Check the listing below line by line and report how many lines hold "object", with no other words.

+ + + + +

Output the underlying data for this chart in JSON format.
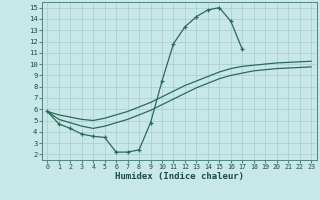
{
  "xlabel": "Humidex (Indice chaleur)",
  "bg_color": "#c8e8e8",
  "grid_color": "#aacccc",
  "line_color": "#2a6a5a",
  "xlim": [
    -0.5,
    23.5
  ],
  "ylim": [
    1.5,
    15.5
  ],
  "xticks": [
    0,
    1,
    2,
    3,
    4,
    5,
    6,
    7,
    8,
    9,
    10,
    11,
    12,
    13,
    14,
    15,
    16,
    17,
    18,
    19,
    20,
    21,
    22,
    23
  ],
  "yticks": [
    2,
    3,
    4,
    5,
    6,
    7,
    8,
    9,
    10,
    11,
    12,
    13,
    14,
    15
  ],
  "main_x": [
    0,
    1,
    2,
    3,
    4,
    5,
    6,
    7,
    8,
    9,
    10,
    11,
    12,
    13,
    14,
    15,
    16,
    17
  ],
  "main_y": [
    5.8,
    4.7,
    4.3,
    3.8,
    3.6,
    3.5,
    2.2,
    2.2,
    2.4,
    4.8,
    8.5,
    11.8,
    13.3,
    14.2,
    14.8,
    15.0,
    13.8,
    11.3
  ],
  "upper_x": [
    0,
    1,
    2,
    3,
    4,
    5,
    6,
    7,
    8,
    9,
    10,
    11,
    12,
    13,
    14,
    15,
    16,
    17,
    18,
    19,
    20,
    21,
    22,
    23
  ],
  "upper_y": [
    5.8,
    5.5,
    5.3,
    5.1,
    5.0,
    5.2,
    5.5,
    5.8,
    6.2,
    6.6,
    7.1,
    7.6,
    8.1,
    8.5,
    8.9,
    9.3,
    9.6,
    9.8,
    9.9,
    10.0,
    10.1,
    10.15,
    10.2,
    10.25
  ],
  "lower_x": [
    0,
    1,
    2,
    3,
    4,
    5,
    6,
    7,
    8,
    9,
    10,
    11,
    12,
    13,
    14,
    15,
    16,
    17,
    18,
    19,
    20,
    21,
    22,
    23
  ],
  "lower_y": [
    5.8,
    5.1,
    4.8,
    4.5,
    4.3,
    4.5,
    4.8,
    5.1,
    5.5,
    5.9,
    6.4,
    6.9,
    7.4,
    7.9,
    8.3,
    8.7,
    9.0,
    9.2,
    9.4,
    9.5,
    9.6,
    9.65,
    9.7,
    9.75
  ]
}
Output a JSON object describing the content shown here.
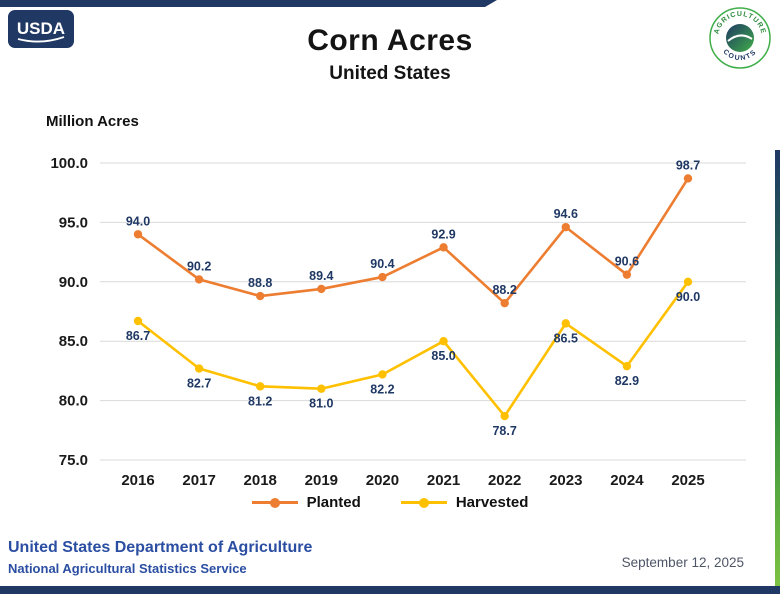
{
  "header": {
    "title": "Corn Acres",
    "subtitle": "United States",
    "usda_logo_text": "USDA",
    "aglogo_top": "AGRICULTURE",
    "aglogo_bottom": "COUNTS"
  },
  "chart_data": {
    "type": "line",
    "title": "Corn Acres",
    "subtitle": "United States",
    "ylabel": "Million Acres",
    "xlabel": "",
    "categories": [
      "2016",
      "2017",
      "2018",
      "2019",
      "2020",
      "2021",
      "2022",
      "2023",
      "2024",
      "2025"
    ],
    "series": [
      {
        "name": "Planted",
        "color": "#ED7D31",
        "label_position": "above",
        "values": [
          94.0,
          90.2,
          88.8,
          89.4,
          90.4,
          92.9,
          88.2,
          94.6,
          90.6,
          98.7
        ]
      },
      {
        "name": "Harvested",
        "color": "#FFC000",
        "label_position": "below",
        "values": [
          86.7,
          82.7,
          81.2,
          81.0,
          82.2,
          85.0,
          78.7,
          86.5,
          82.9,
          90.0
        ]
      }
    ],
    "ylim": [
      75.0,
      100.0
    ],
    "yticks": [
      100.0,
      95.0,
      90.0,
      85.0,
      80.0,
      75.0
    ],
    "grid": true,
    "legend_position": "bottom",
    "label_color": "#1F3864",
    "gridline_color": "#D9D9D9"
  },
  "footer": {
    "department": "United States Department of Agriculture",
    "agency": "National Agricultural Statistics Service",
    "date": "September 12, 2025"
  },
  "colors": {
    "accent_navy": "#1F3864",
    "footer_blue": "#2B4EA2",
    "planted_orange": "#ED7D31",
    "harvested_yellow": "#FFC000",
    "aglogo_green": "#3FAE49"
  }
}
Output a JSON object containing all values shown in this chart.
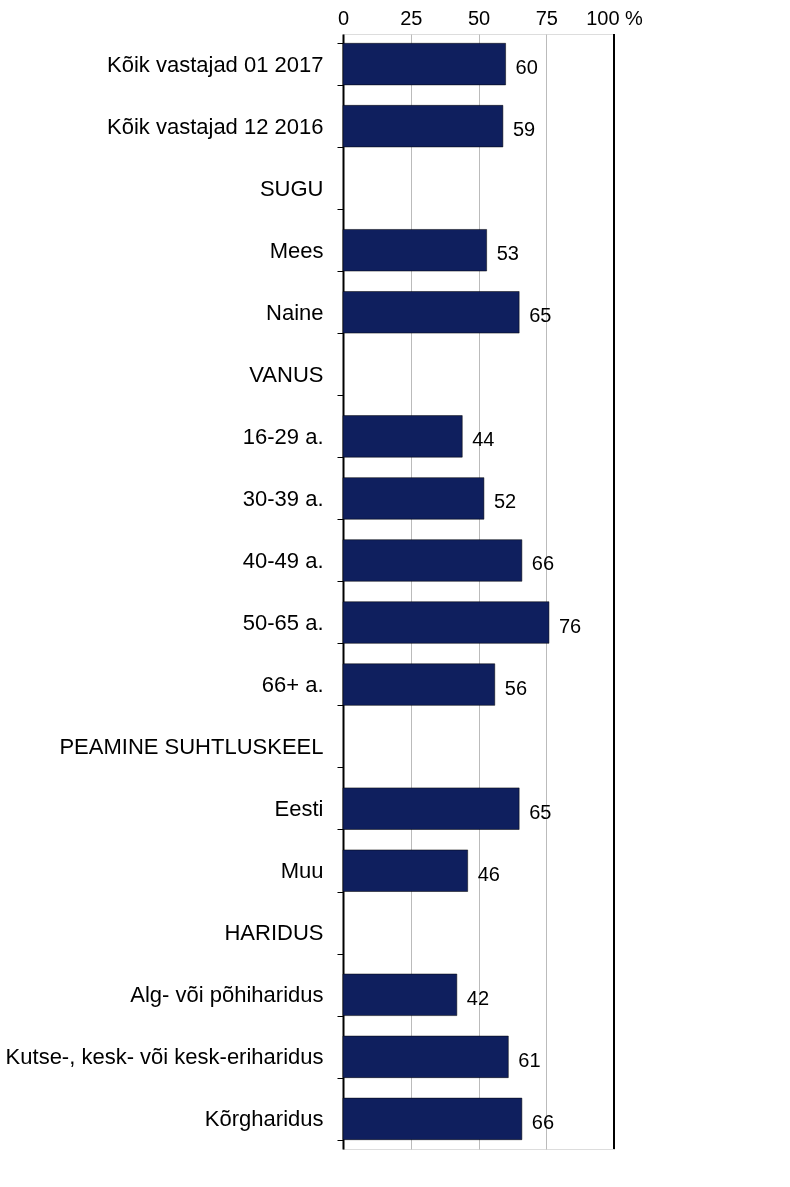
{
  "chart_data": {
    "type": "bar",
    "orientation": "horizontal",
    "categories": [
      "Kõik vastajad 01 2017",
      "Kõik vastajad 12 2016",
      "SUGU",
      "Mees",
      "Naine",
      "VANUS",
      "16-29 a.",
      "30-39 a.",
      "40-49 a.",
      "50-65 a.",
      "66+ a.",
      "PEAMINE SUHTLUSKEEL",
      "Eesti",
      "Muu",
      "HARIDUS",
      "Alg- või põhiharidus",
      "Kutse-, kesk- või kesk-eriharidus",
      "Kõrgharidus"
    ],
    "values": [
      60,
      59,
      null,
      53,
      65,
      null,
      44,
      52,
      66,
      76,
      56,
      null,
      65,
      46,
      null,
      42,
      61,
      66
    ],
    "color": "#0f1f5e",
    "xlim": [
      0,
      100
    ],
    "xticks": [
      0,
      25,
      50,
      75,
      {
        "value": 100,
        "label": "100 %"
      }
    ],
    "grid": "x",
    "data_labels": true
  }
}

+ + + + +

Exercise response.
2